• [What the task asks] Copy the lines of the listing between the line holding "slice-value-label: 26% <box>733" and the line holding "donut-slice[interactable] <box>459 13", inclusive, reproducing them without any change.

— BEGIN Dataset records —

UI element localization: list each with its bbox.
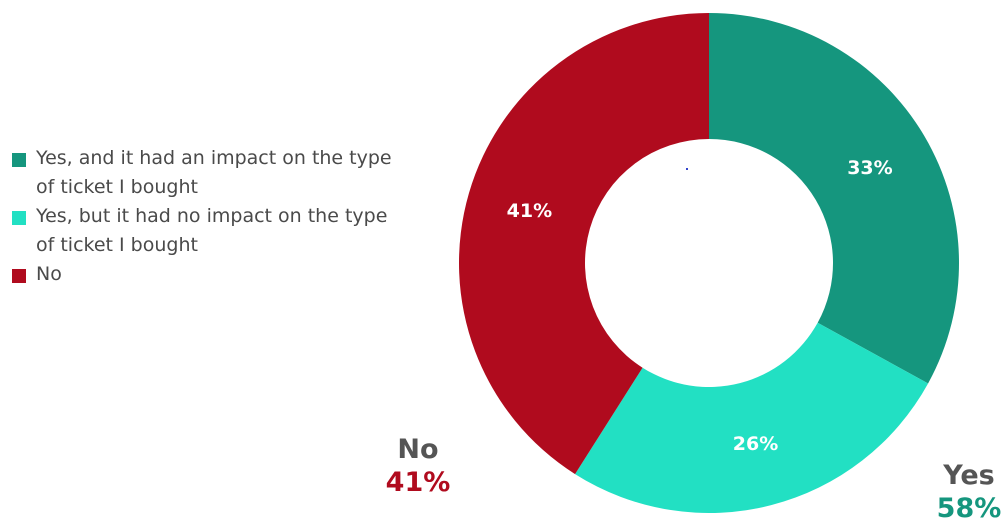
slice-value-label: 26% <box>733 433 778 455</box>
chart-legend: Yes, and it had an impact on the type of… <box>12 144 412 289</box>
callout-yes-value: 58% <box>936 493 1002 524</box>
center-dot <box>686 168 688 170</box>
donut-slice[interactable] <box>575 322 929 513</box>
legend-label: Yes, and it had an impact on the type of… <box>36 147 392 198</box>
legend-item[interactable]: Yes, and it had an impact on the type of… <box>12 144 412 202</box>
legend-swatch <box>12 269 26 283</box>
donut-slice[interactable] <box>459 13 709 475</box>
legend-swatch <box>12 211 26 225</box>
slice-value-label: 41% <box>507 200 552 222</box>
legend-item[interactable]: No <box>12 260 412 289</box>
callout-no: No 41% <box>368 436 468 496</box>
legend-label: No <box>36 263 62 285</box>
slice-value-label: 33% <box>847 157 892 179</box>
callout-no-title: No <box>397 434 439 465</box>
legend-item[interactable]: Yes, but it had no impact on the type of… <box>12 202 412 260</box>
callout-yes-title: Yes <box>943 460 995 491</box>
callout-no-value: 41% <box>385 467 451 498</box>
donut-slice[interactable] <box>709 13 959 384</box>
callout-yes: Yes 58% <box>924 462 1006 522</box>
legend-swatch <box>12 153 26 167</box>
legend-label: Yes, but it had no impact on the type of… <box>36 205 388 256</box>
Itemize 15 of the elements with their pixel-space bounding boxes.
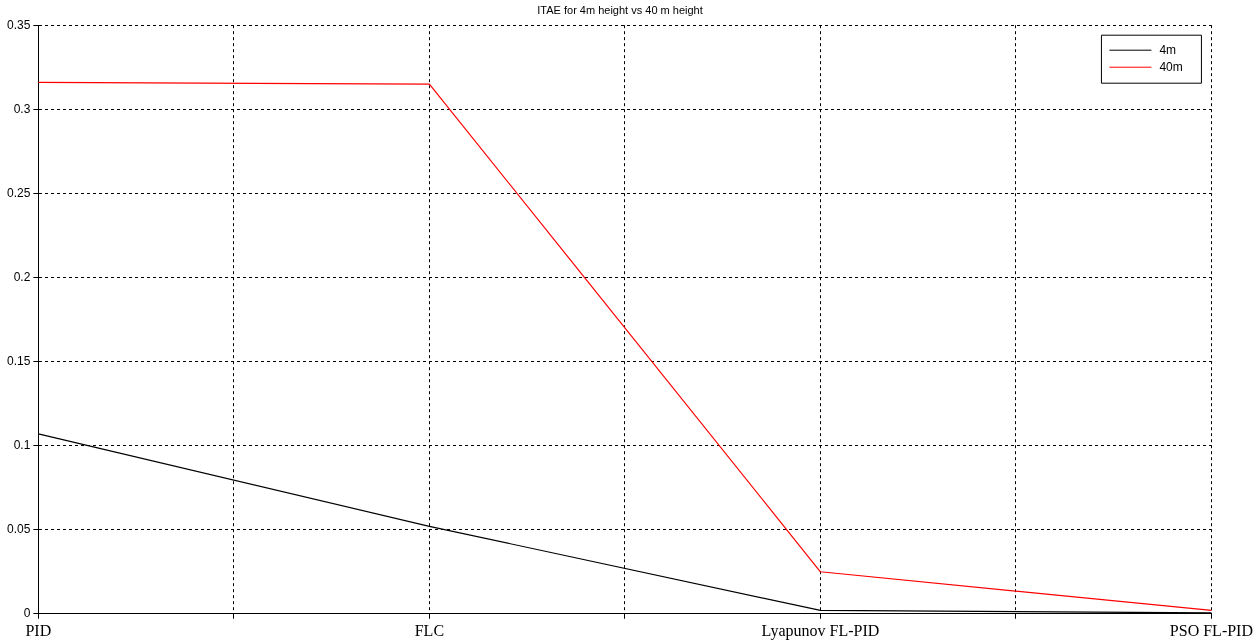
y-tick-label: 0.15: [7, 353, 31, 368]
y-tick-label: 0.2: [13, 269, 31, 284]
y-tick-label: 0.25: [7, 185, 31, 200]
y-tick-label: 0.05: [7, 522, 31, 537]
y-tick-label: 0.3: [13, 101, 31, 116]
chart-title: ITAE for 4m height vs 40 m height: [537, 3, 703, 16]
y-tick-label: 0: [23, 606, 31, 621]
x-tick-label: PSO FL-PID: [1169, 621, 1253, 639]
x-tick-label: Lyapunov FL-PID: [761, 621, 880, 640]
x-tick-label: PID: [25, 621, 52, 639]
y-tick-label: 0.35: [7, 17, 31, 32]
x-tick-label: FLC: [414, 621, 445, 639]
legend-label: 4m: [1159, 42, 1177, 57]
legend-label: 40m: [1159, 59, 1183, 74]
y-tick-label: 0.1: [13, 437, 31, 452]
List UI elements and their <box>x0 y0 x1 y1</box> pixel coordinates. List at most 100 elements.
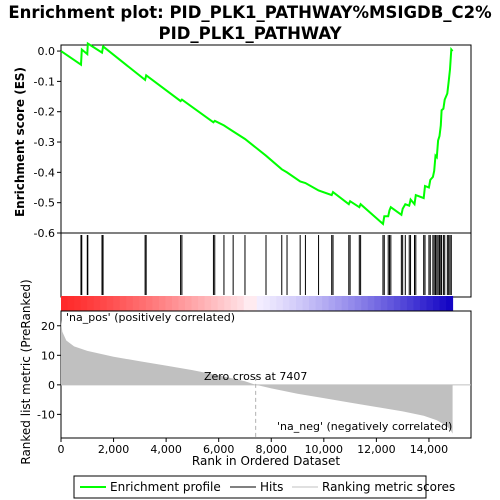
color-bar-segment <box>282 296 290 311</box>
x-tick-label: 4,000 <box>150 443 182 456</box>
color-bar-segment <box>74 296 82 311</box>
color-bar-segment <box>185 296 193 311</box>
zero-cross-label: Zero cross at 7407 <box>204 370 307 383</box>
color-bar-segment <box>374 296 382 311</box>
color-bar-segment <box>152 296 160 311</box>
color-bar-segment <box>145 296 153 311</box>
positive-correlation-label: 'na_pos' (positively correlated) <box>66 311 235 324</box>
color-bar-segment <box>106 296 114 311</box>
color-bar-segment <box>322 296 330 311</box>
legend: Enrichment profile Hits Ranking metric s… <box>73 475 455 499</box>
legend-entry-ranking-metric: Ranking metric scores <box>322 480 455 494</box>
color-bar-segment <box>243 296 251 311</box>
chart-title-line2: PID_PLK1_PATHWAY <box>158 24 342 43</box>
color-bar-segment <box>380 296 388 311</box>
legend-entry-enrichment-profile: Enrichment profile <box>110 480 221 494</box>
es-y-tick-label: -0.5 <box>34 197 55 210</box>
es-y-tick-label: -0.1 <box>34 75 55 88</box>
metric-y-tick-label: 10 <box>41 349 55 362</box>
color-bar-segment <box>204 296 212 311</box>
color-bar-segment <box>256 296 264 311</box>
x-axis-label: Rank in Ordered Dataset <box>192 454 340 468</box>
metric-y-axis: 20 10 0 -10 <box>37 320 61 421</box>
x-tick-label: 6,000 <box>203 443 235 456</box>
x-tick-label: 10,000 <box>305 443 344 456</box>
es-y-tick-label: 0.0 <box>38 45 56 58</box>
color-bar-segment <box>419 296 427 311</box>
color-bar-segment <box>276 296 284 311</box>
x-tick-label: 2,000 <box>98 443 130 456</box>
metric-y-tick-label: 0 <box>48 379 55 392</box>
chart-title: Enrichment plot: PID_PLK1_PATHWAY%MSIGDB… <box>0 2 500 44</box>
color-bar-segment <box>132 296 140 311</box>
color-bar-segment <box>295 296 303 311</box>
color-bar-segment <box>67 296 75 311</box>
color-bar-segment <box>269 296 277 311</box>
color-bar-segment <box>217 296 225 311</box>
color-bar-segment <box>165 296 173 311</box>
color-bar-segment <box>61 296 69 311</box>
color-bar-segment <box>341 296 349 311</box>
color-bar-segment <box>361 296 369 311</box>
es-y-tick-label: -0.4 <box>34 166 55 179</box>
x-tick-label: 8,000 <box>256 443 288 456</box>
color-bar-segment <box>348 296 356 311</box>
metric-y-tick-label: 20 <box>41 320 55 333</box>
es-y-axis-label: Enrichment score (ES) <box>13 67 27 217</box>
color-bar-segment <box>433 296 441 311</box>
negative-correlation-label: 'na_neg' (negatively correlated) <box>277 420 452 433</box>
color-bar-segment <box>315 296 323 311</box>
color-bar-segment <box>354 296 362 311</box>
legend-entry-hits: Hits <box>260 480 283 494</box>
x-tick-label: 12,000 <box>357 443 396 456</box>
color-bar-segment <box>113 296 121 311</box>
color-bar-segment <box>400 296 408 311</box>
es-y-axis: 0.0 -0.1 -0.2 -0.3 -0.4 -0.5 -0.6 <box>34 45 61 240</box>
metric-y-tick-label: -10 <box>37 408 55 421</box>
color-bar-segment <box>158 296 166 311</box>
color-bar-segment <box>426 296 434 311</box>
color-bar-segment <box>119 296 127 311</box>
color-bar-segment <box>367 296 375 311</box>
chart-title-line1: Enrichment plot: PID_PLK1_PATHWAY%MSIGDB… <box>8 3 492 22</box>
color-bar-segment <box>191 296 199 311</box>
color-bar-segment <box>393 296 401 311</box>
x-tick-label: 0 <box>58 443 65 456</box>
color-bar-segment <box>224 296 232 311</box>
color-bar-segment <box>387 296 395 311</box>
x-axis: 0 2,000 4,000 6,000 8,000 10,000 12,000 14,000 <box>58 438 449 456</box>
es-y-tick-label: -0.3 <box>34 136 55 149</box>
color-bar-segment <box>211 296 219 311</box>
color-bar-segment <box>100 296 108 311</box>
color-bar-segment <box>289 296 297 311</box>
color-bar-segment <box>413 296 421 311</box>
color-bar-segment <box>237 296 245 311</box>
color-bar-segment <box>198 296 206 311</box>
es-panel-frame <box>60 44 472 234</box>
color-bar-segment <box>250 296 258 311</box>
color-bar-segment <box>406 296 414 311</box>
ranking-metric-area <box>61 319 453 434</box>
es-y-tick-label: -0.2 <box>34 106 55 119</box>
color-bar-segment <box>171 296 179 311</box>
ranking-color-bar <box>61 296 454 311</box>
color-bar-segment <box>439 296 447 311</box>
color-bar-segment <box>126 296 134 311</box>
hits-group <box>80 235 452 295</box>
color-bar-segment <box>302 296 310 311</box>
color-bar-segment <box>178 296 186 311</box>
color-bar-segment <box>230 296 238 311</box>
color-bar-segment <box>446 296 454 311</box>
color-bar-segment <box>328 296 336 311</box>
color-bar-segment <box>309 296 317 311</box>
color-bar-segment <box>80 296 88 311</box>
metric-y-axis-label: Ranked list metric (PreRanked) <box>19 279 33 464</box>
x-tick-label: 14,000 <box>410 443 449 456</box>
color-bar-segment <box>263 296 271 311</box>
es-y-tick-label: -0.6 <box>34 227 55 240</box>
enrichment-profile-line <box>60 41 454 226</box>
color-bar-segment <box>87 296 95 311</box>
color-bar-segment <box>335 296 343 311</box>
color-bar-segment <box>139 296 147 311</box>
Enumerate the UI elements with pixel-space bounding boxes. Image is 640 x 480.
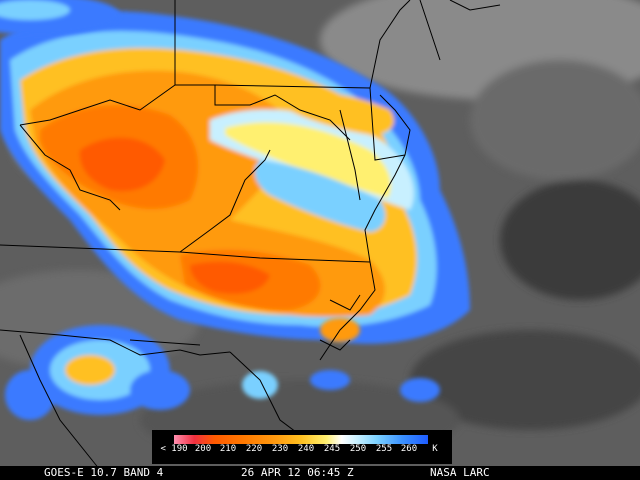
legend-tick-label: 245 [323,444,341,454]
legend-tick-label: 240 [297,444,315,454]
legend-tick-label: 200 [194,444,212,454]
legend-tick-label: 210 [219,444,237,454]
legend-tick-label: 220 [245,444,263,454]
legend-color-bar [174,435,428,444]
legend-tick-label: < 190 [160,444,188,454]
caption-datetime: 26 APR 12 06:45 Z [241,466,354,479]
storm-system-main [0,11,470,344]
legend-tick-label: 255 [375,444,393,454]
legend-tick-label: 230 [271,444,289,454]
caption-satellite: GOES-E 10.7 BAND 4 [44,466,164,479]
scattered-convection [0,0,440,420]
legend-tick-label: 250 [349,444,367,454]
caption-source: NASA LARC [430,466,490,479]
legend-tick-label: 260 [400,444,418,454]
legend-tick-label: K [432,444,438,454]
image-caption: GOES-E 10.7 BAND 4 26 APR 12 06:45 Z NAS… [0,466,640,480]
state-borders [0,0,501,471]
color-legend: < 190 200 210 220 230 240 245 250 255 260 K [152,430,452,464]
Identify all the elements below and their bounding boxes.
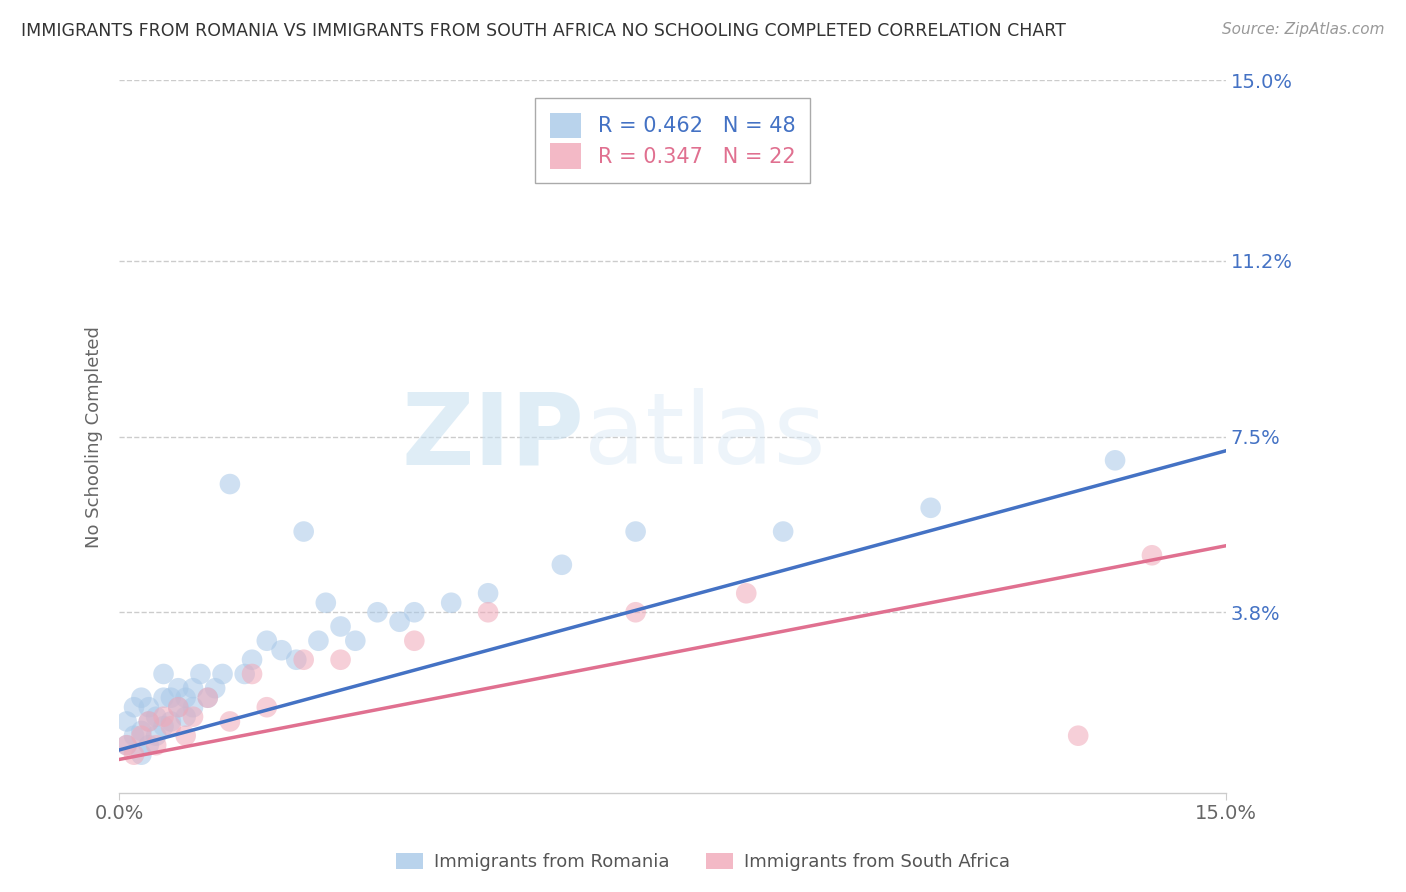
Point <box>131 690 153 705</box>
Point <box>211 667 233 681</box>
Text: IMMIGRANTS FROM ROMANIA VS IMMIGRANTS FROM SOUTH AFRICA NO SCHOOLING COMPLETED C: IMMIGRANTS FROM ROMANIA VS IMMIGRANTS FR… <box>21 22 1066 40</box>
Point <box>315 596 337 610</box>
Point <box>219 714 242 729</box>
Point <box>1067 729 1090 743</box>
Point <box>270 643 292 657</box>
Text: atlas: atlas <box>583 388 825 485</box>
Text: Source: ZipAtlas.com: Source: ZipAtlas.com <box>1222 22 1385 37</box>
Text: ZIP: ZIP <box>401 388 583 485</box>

— END Dataset records —

• [Task response]
slice-value-label: 26% <box>733 433 778 455</box>
chart-legend: Yes, and it had an impact on the type of… <box>12 144 412 289</box>
callout-yes-value: 58% <box>936 493 1002 524</box>
center-dot <box>686 168 688 170</box>
donut-slice[interactable] <box>575 322 929 513</box>
legend-label: Yes, and it had an impact on the type of… <box>36 147 392 198</box>
legend-item[interactable]: Yes, and it had an impact on the type of… <box>12 144 412 202</box>
legend-swatch <box>12 269 26 283</box>
donut-slice[interactable] <box>459 13 709 475</box>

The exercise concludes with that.